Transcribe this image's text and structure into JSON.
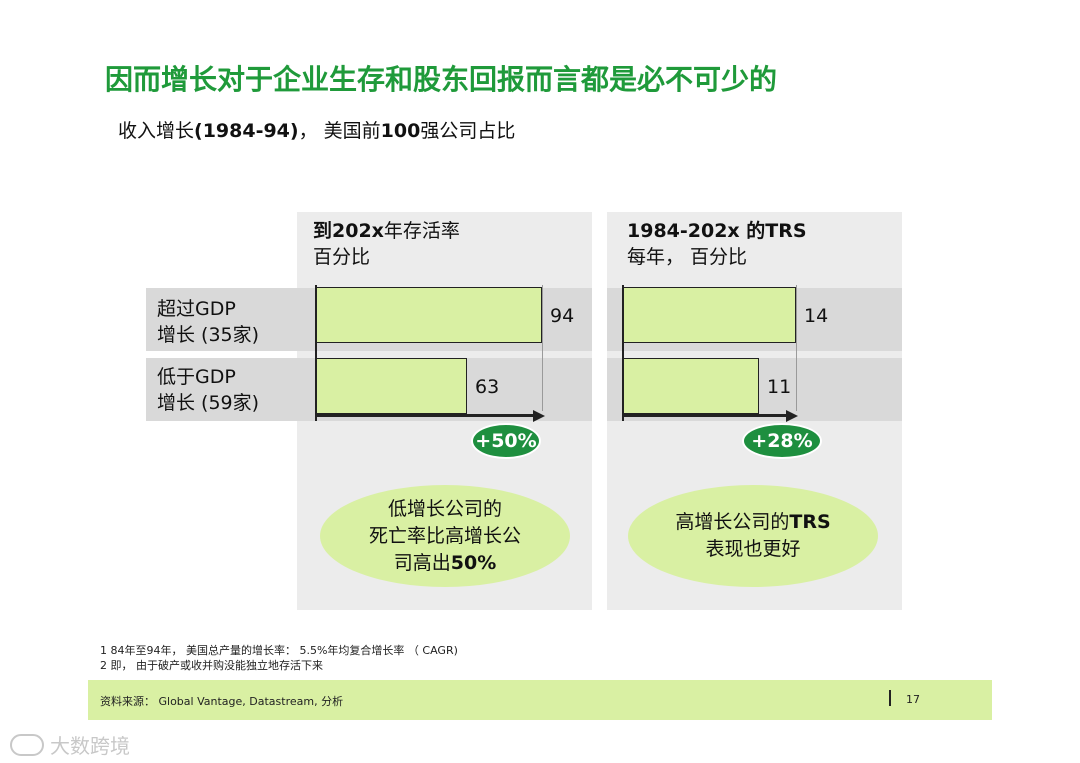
{
  "title": "因而增长对于企业生存和股东回报而言都是必不可少的",
  "subtitle": {
    "prefix": "收入增长",
    "period": "(1984-94)",
    "suffix": "， 美国前",
    "count": "100",
    "tail": "强公司占比"
  },
  "chart_data": [
    {
      "type": "bar",
      "orientation": "horizontal",
      "title_line1_bold": "到202x",
      "title_line1_rest": "年存活率",
      "title_line2": "百分比",
      "categories": [
        "超过GDP 增长 (35家)",
        "低于GDP 增长 (59家)"
      ],
      "values": [
        94,
        63
      ],
      "data_labels": [
        "94",
        "63"
      ],
      "xlim": [
        0,
        94
      ],
      "difference_label": "+50%"
    },
    {
      "type": "bar",
      "orientation": "horizontal",
      "title_line1_bold": "1984-202x",
      "title_line1_rest": " 的TRS",
      "title_line2": "每年， 百分比",
      "categories": [
        "超过GDP 增长 (35家)",
        "低于GDP 增长 (59家)"
      ],
      "values": [
        14,
        11
      ],
      "data_labels": [
        "14",
        "11"
      ],
      "xlim": [
        0,
        14
      ],
      "difference_label": "+28%"
    }
  ],
  "rows": {
    "row1_line1": "超过GDP",
    "row1_line2": "增长 (35家)",
    "row2_line1": "低于GDP",
    "row2_line2": "增长 (59家)"
  },
  "callouts": {
    "left_line1": "低增长公司的",
    "left_line2": "死亡率比高增长公",
    "left_line3_pre": "司高出",
    "left_line3_bold": "50%",
    "right_line1_pre": "高增长公司的",
    "right_line1_bold": "TRS",
    "right_line2": "表现也更好"
  },
  "footnotes": {
    "note1": "1 84年至94年， 美国总产量的增长率： 5.5%年均复合增长率 （ CAGR)",
    "note2": "2 即， 由于破产或收并购没能独立地存活下来"
  },
  "footer": {
    "source": "资料来源： Global Vantage, Datastream, 分析",
    "page_number": "17"
  },
  "watermark": "大数跨境",
  "colors": {
    "title_green": "#1f9a3a",
    "bar_fill": "#d9f0a3",
    "badge_green": "#1e8f3f",
    "panel_gray": "#ececec",
    "band_gray": "#d9d9d9"
  }
}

> _Task_: Keep every word of the data as it is when you write it out, but drop the pictures.

> _The completed task_:
Transcribe this image's text and structure into JSON.
{
  "title": "因而增长对于企业生存和股东回报而言都是必不可少的",
  "subtitle": {
    "prefix": "收入增长",
    "period": "(1984-94)",
    "suffix": "， 美国前",
    "count": "100",
    "tail": "强公司占比"
  },
  "chart_data": [
    {
      "type": "bar",
      "orientation": "horizontal",
      "title_line1_bold": "到202x",
      "title_line1_rest": "年存活率",
      "title_line2": "百分比",
      "categories": [
        "超过GDP 增长 (35家)",
        "低于GDP 增长 (59家)"
      ],
      "values": [
        94,
        63
      ],
      "data_labels": [
        "94",
        "63"
      ],
      "xlim": [
        0,
        94
      ],
      "difference_label": "+50%"
    },
    {
      "type": "bar",
      "orientation": "horizontal",
      "title_line1_bold": "1984-202x",
      "title_line1_rest": " 的TRS",
      "title_line2": "每年， 百分比",
      "categories": [
        "超过GDP 增长 (35家)",
        "低于GDP 增长 (59家)"
      ],
      "values": [
        14,
        11
      ],
      "data_labels": [
        "14",
        "11"
      ],
      "xlim": [
        0,
        14
      ],
      "difference_label": "+28%"
    }
  ],
  "rows": {
    "row1_line1": "超过GDP",
    "row1_line2": "增长 (35家)",
    "row2_line1": "低于GDP",
    "row2_line2": "增长 (59家)"
  },
  "callouts": {
    "left_line1": "低增长公司的",
    "left_line2": "死亡率比高增长公",
    "left_line3_pre": "司高出",
    "left_line3_bold": "50%",
    "right_line1_pre": "高增长公司的",
    "right_line1_bold": "TRS",
    "right_line2": "表现也更好"
  },
  "footnotes": {
    "note1": "1 84年至94年， 美国总产量的增长率： 5.5%年均复合增长率 （ CAGR)",
    "note2": "2 即， 由于破产或收并购没能独立地存活下来"
  },
  "footer": {
    "source": "资料来源： Global Vantage, Datastream, 分析",
    "page_number": "17"
  },
  "watermark": "大数跨境",
  "colors": {
    "title_green": "#1f9a3a",
    "bar_fill": "#d9f0a3",
    "badge_green": "#1e8f3f",
    "panel_gray": "#ececec",
    "band_gray": "#d9d9d9"
  }
}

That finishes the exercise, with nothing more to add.